GIVEN REQUEST:
Write out each line of the material again, word for word.

INFORMATION GIVEN:
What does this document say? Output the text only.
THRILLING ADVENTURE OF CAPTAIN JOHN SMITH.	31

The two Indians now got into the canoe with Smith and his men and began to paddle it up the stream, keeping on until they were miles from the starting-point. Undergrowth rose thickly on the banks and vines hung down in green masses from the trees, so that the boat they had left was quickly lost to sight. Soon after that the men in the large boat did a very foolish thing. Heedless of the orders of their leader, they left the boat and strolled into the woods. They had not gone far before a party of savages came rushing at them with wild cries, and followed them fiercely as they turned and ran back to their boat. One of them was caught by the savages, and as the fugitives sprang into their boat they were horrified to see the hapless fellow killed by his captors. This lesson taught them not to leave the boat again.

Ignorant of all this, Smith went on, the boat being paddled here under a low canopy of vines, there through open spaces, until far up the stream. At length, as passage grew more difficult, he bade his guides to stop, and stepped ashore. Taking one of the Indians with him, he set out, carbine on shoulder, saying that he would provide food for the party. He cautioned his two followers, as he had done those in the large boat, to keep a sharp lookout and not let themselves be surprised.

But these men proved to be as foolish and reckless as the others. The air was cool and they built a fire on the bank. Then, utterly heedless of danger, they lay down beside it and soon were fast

THE RESPONSE:
What does this document say? Output the text only.
THRILLING ADVENTURE OF CAPTAIN JOHN SMITH.	31

The two Indians now got into the canoe with Smith and his men and began to paddle it up the stream, keeping on until they were miles from the starting-point. Undergrowth rose thickly on the banks and vines hung down in green masses from the trees, so that the boat they had left was quickly lost to sight. Soon after that the men in the large boat did a very foolish thing. Heedless of the orders of their leader, they left the boat and strolled into the woods. They had not gone far before a party of savages came rushing at them with wild cries, and followed them fiercely as they turned and ran back to their boat. One of them was caught by the savages, and as the fugitives sprang into their boat they were horrified to see the hapless fellow killed by his captors. This lesson taught them not to leave the boat again.

Ignorant of all this, Smith went on, the boat being paddled here under a low canopy of vines, there through open spaces, until far up the stream. At length, as passage grew more difficult, he bade his guides to stop, and stepped ashore. Taking one of the Indians with him, he set out, carbine on shoulder, saying that he would provide food for the party. He cautioned his two followers, as he had done those in the large boat, to keep a sharp lookout and not let themselves be surprised.

But these men proved to be as foolish and reckless as the others. The air was cool and they built a fire on the bank. Then, utterly heedless of danger, they lay down beside it and soon were fast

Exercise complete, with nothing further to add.